**DIRECTIONS FOR THIS TASK**
State how many lines include "title", giving the number by itself.

**RECORDED DATA**
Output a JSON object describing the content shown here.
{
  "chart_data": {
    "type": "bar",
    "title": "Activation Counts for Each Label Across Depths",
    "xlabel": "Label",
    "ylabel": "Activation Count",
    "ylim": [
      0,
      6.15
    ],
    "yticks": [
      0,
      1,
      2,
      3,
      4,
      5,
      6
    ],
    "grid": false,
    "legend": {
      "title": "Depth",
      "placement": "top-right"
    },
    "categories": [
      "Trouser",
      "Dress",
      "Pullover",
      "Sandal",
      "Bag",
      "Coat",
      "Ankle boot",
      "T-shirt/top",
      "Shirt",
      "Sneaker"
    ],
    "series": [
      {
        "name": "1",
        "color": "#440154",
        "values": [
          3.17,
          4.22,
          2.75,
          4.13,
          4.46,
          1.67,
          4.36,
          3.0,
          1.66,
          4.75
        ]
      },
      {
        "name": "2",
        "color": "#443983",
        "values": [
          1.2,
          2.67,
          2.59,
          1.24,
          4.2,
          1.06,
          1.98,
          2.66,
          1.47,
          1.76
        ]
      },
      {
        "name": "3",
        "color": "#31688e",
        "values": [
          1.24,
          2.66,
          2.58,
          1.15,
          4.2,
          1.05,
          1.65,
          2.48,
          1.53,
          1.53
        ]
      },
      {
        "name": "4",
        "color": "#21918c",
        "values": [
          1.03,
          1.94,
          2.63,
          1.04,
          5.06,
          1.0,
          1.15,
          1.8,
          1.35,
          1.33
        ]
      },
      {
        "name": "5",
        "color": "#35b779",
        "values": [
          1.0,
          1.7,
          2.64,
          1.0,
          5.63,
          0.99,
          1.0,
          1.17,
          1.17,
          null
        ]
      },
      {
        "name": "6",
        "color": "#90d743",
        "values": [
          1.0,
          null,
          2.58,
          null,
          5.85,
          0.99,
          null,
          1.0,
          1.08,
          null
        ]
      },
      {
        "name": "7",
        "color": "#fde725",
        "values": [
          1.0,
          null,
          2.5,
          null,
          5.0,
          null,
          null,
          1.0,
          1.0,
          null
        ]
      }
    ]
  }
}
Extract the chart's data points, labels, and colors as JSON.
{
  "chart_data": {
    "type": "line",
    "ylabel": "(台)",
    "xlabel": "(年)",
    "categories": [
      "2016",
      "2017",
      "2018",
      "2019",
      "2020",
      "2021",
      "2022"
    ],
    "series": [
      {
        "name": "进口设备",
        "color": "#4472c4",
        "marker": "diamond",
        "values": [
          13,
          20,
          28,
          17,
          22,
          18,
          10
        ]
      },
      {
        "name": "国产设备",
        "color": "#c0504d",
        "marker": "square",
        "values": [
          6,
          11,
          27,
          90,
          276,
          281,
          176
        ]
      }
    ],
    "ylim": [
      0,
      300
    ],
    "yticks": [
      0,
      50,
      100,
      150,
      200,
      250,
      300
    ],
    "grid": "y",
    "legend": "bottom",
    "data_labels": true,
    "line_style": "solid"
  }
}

**TASK RESULT**
2